* _TASK PROMPT_: Gather every line of the material that contains the word "qadar".

* _RECORD EXCERPTS_:
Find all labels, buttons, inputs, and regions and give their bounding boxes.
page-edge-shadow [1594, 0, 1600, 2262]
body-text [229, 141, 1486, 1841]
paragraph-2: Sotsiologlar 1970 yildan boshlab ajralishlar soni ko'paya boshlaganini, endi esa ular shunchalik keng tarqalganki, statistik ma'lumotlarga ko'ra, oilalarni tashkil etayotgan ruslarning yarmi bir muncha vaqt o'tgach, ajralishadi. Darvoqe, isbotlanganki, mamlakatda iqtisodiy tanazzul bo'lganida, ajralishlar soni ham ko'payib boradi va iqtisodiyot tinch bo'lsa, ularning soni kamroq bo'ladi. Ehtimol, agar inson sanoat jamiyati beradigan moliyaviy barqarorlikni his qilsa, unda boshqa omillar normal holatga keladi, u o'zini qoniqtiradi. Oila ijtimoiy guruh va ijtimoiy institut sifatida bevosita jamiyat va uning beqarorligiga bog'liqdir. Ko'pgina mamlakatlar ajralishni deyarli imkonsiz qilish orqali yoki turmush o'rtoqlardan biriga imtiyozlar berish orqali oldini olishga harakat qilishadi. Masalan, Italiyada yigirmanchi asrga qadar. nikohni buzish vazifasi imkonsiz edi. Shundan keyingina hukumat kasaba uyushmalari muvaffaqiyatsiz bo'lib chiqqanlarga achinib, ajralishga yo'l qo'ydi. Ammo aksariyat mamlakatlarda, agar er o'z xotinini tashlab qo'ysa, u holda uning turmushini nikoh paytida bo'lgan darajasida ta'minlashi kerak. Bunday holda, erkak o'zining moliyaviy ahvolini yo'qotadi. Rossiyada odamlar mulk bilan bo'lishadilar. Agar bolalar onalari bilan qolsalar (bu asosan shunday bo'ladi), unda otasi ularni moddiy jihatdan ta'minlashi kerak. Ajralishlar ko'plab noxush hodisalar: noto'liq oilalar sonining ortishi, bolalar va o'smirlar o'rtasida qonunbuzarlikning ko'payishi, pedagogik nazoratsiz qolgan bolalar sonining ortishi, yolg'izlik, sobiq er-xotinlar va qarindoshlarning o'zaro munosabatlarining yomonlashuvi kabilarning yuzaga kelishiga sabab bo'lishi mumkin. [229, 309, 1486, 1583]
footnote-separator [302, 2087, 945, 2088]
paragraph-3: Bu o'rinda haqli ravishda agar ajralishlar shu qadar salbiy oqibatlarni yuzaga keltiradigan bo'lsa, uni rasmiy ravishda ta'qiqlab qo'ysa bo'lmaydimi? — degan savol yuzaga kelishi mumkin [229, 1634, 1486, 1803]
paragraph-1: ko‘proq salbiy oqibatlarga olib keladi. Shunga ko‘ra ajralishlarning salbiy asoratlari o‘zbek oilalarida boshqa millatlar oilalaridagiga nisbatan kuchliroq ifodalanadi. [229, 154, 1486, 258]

* _OUTPUT_:
paragraph-2: Sotsiologlar 1970 yildan boshlab ajralishlar soni ko'paya boshlaganini, endi esa ular shunchalik keng tarqalganki, statistik ma'lumotlarga ko'ra, oilalarni tashkil etayotgan ruslarning yarmi bir muncha vaqt o'tgach, ajralishadi. Darvoqe, isbotlanganki, mamlakatda iqtisodiy tanazzul bo'lganida, ajralishlar soni ham ko'payib boradi va iqtisodiyot tinch bo'lsa, ularning soni kamroq bo'ladi. Ehtimol, agar inson sanoat jamiyati beradigan moliyaviy barqarorlikni his qilsa, unda boshqa omillar normal holatga keladi, u o'zini qoniqtiradi. Oila ijtimoiy guruh va ijtimoiy institut sifatida bevosita jamiyat va uning beqarorligiga bog'liqdir. Ko'pgina mamlakatlar ajralishni deyarli imkonsiz qilish orqali yoki turmush o'rtoqlardan biriga imtiyozlar berish orqali oldini olishga harakat qilishadi. Masalan, Italiyada yigirmanchi asrga qadar. nikohni buzish vazifasi imkonsiz edi. Shundan keyingina hukumat kasaba uyushmalari muvaffaqiyatsiz bo'lib chiqqanlarga achinib, ajralishga yo'l qo'ydi. Ammo aksariyat mamlakatlarda, agar er o'z xotinini tashlab qo'ysa, u holda uning turmushini nikoh paytida bo'lgan darajasida ta'minlashi kerak. Bunday holda, erkak o'zining moliyaviy ahvolini yo'qotadi. Rossiyada odamlar mulk bilan bo'lishadilar. Agar bolalar onalari bilan qolsalar (bu asosan shunday bo'ladi), unda otasi ularni moddiy jihatdan ta'minlashi kerak. Ajralishlar ko'plab noxush hodisalar: noto'liq oilalar sonining ortishi, bolalar va o'smirlar o'rtasida qonunbuzarlikning ko'payishi, pedagogik nazoratsiz qolgan bolalar sonining ortishi, yolg'izlik, sobiq er-xotinlar va qarindoshlarning o'zaro munosabatlarining yomonlashuvi kabilarning yuzaga kelishiga sabab bo'lishi mumkin. [229, 309, 1486, 1583]
paragraph-3: Bu o'rinda haqli ravishda agar ajralishlar shu qadar salbiy oqibatlarni yuzaga keltiradigan bo'lsa, uni rasmiy ravishda ta'qiqlab qo'ysa bo'lmaydimi? — degan savol yuzaga kelishi mumkin [229, 1634, 1486, 1803]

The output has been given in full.